Records provided.
================================
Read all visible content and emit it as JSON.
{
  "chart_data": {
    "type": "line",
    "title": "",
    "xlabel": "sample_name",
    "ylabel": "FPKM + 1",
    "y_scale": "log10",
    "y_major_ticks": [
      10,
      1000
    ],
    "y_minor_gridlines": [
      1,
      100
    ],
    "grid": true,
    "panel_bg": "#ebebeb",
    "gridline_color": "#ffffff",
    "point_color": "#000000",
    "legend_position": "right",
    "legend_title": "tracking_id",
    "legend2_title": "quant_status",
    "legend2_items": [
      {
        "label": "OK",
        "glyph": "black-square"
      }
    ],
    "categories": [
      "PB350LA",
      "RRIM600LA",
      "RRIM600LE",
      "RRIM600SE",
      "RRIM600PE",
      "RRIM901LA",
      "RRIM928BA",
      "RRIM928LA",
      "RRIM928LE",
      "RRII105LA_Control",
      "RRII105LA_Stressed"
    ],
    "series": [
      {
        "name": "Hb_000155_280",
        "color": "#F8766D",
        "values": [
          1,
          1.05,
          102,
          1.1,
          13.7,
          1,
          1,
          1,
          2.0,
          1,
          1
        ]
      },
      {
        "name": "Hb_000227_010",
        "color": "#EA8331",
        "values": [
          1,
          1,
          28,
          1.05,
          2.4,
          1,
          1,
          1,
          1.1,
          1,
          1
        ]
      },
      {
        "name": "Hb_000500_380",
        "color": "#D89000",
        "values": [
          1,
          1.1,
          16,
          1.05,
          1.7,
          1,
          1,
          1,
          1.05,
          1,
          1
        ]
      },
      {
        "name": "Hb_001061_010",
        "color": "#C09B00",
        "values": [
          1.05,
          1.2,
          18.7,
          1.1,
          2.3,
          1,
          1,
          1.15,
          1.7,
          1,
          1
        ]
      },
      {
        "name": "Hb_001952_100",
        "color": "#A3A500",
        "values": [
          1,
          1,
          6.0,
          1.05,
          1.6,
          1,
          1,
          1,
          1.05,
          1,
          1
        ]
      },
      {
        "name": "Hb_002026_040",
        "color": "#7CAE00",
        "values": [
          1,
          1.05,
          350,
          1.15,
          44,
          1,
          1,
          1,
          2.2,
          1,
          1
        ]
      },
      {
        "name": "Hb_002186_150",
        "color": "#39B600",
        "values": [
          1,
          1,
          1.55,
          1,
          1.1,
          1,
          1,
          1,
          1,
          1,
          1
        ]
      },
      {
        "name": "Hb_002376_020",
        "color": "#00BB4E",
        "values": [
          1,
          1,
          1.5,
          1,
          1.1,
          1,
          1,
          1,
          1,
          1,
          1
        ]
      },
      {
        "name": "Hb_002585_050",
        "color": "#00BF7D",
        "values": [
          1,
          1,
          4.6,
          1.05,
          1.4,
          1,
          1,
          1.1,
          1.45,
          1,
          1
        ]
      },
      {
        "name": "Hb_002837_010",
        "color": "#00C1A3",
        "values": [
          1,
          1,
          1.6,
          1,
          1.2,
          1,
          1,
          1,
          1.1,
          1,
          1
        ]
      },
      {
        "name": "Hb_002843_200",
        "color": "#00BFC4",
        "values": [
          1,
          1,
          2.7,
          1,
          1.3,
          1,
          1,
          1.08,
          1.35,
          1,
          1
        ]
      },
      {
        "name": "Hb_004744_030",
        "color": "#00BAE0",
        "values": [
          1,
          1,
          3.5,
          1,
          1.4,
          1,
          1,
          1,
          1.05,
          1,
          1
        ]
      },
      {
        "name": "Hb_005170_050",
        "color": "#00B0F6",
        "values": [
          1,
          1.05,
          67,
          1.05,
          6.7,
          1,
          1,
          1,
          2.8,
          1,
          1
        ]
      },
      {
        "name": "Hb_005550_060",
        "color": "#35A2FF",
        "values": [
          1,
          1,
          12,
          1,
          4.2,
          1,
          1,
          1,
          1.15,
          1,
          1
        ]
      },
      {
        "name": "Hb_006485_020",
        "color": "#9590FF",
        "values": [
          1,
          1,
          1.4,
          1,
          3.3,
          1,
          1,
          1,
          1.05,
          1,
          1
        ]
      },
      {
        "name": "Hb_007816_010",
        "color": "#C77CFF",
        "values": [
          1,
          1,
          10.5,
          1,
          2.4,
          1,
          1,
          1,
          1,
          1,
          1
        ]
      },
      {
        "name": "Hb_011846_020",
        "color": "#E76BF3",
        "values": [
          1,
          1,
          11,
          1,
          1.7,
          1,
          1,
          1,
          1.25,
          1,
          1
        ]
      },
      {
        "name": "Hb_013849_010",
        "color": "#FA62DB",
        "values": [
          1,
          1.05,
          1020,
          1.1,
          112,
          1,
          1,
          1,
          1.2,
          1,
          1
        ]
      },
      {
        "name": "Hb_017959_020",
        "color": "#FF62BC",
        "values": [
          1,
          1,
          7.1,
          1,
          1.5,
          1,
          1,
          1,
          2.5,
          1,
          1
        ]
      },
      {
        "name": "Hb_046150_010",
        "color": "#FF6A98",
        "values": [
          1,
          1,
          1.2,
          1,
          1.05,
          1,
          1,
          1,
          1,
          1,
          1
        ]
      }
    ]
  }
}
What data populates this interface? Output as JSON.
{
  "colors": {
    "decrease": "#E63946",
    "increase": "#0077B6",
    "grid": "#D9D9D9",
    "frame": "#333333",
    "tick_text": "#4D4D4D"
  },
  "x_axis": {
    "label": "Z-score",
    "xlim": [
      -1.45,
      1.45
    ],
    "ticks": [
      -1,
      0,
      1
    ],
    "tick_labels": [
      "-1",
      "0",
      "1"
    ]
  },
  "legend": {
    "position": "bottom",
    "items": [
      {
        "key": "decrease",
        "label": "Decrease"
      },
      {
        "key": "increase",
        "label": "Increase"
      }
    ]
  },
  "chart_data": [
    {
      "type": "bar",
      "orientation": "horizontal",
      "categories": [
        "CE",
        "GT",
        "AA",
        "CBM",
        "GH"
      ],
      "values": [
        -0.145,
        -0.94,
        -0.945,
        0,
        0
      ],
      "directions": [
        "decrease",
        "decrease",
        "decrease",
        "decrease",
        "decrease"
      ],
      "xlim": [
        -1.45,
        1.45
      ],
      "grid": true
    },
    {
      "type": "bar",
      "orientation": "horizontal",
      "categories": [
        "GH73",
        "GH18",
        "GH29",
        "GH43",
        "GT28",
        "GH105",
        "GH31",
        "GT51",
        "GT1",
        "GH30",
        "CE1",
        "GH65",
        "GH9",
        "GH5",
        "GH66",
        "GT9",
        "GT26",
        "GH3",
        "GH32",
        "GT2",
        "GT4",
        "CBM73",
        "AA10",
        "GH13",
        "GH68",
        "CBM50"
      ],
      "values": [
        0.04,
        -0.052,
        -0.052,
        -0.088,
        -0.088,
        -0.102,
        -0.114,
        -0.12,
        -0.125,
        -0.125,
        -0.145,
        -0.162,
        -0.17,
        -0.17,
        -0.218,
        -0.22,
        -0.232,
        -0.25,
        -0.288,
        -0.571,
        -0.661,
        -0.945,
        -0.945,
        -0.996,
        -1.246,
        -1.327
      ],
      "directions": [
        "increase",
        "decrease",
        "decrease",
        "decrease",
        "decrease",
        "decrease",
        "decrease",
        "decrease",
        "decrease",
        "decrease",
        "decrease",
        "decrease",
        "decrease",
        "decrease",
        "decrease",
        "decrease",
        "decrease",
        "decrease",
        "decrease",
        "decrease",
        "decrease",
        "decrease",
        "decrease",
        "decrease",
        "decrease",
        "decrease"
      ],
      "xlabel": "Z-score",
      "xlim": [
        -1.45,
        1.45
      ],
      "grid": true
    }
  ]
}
================================
Written instruction.
Write out all the entries exactly.

Full output.
Read all visible content and emit it as JSON.
{
  "chart_data": {
    "type": "line",
    "title": "",
    "xlabel": "sample_name",
    "ylabel": "FPKM + 1",
    "y_scale": "log10",
    "y_major_ticks": [
      10,
      1000
    ],
    "y_minor_gridlines": [
      1,
      100
    ],
    "grid": true,
    "panel_bg": "#ebebeb",
    "gridline_color": "#ffffff",
    "point_color": "#000000",
    "legend_position": "right",
    "legend_title": "tracking_id",
    "legend2_title": "quant_status",
    "legend2_items": [
      {
        "label": "OK",
        "glyph": "black-square"
      }
    ],
    "categories": [
      "PB350LA",
      "RRIM600LA",
      "RRIM600LE",
      "RRIM600SE",
      "RRIM600PE",
      "RRIM901LA",
      "RRIM928BA",
      "RRIM928LA",
      "RRIM928LE",
      "RRII105LA_Control",
      "RRII105LA_Stressed"
    ],
    "series": [
      {
        "name": "Hb_000155_280",
        "color": "#F8766D",
        "values": [
          1,
          1.05,
          102,
          1.1,
          13.7,
          1,
          1,
          1,
          2.0,
          1,
          1
        ]
      },
      {
        "name": "Hb_000227_010",
        "color": "#EA8331",
        "values": [
          1,
          1,
          28,
          1.05,
          2.4,
          1,
          1,
          1,
          1.1,
          1,
          1
        ]
      },
      {
        "name": "Hb_000500_380",
        "color": "#D89000",
        "values": [
          1,
          1.1,
          16,
          1.05,
          1.7,
          1,
          1,
          1,
          1.05,
          1,
          1
        ]
      },
      {
        "name": "Hb_001061_010",
        "color": "#C09B00",
        "values": [
          1.05,
          1.2,
          18.7,
          1.1,
          2.3,
          1,
          1,
          1.15,
          1.7,
          1,
          1
        ]
      },
      {
        "name": "Hb_001952_100",
        "color": "#A3A500",
        "values": [
          1,
          1,
          6.0,
          1.05,
          1.6,
          1,
          1,
          1,
          1.05,
          1,
          1
        ]
      },
      {
        "name": "Hb_002026_040",
        "color": "#7CAE00",
        "values": [
          1,
          1.05,
          350,
          1.15,
          44,
          1,
          1,
          1,
          2.2,
          1,
          1
        ]
      },
      {
        "name": "Hb_002186_150",
        "color": "#39B600",
        "values": [
          1,
          1,
          1.55,
          1,
          1.1,
          1,
          1,
          1,
          1,
          1,
          1
        ]
      },
      {
        "name": "Hb_002376_020",
        "color": "#00BB4E",
        "values": [
          1,
          1,
          1.5,
          1,
          1.1,
          1,
          1,
          1,
          1,
          1,
          1
        ]
      },
      {
        "name": "Hb_002585_050",
        "color": "#00BF7D",
        "values": [
          1,
          1,
          4.6,
          1.05,
          1.4,
          1,
          1,
          1.1,
          1.45,
          1,
          1
        ]
      },
      {
        "name": "Hb_002837_010",
        "color": "#00C1A3",
        "values": [
          1,
          1,
          1.6,
          1,
          1.2,
          1,
          1,
          1,
          1.1,
          1,
          1
        ]
      },
      {
        "name": "Hb_002843_200",
        "color": "#00BFC4",
        "values": [
          1,
          1,
          2.7,
          1,
          1.3,
          1,
          1,
          1.08,
          1.35,
          1,
          1
        ]
      },
      {
        "name": "Hb_004744_030",
        "color": "#00BAE0",
        "values": [
          1,
          1,
          3.5,
          1,
          1.4,
          1,
          1,
          1,
          1.05,
          1,
          1
        ]
      },
      {
        "name": "Hb_005170_050",
        "color": "#00B0F6",
        "values": [
          1,
          1.05,
          67,
          1.05,
          6.7,
          1,
          1,
          1,
          2.8,
          1,
          1
        ]
      },
      {
        "name": "Hb_005550_060",
        "color": "#35A2FF",
        "values": [
          1,
          1,
          12,
          1,
          4.2,
          1,
          1,
          1,
          1.15,
          1,
          1
        ]
      },
      {
        "name": "Hb_006485_020",
        "color": "#9590FF",
        "values": [
          1,
          1,
          1.4,
          1,
          3.3,
          1,
          1,
          1,
          1.05,
          1,
          1
        ]
      },
      {
        "name": "Hb_007816_010",
        "color": "#C77CFF",
        "values": [
          1,
          1,
          10.5,
          1,
          2.4,
          1,
          1,
          1,
          1,
          1,
          1
        ]
      },
      {
        "name": "Hb_011846_020",
        "color": "#E76BF3",
        "values": [
          1,
          1,
          11,
          1,
          1.7,
          1,
          1,
          1,
          1.25,
          1,
          1
        ]
      },
      {
        "name": "Hb_013849_010",
        "color": "#FA62DB",
        "values": [
          1,
          1.05,
          1020,
          1.1,
          112,
          1,
          1,
          1,
          1.2,
          1,
          1
        ]
      },
      {
        "name": "Hb_017959_020",
        "color": "#FF62BC",
        "values": [
          1,
          1,
          7.1,
          1,
          1.5,
          1,
          1,
          1,
          2.5,
          1,
          1
        ]
      },
      {
        "name": "Hb_046150_010",
        "color": "#FF6A98",
        "values": [
          1,
          1,
          1.2,
          1,
          1.05,
          1,
          1,
          1,
          1,
          1,
          1
        ]
      }
    ]
  }
}
What data populates this interface? Output as JSON.
{
  "colors": {
    "decrease": "#E63946",
    "increase": "#0077B6",
    "grid": "#D9D9D9",
    "frame": "#333333",
    "tick_text": "#4D4D4D"
  },
  "x_axis": {
    "label": "Z-score",
    "xlim": [
      -1.45,
      1.45
    ],
    "ticks": [
      -1,
      0,
      1
    ],
    "tick_labels": [
      "-1",
      "0",
      "1"
    ]
  },
  "legend": {
    "position": "bottom",
    "items": [
      {
        "key": "decrease",
        "label": "Decrease"
      },
      {
        "key": "increase",
        "label": "Increase"
      }
    ]
  },
  "chart_data": [
    {
      "type": "bar",
      "orientation": "horizontal",
      "categories": [
        "CE",
        "GT",
        "AA",
        "CBM",
        "GH"
      ],
      "values": [
        -0.145,
        -0.94,
        -0.945,
        0,
        0
      ],
      "directions": [
        "decrease",
        "decrease",
        "decrease",
        "decrease",
        "decrease"
      ],
      "xlim": [
        -1.45,
        1.45
      ],
      "grid": true
    },
    {
      "type": "bar",
      "orientation": "horizontal",
      "categories": [
        "GH73",
        "GH18",
        "GH29",
        "GH43",
        "GT28",
        "GH105",
        "GH31",
        "GT51",
        "GT1",
        "GH30",
        "CE1",
        "GH65",
        "GH9",
        "GH5",
        "GH66",
        "GT9",
        "GT26",
        "GH3",
        "GH32",
        "GT2",
        "GT4",
        "CBM73",
        "AA10",
        "GH13",
        "GH68",
        "CBM50"
      ],
      "values": [
        0.04,
        -0.052,
        -0.052,
        -0.088,
        -0.088,
        -0.102,
        -0.114,
        -0.12,
        -0.125,
        -0.125,
        -0.145,
        -0.162,
        -0.17,
        -0.17,
        -0.218,
        -0.22,
        -0.232,
        -0.25,
        -0.288,
        -0.571,
        -0.661,
        -0.945,
        -0.945,
        -0.996,
        -1.246,
        -1.327
      ],
      "directions": [
        "increase",
        "decrease",
        "decrease",
        "decrease",
        "decrease",
        "decrease",
        "decrease",
        "decrease",
        "decrease",
        "decrease",
        "decrease",
        "decrease",
        "decrease",
        "decrease",
        "decrease",
        "decrease",
        "decrease",
        "decrease",
        "decrease",
        "decrease",
        "decrease",
        "decrease",
        "decrease",
        "decrease",
        "decrease",
        "decrease"
      ],
      "xlabel": "Z-score",
      "xlim": [
        -1.45,
        1.45
      ],
      "grid": true
    }
  ]
}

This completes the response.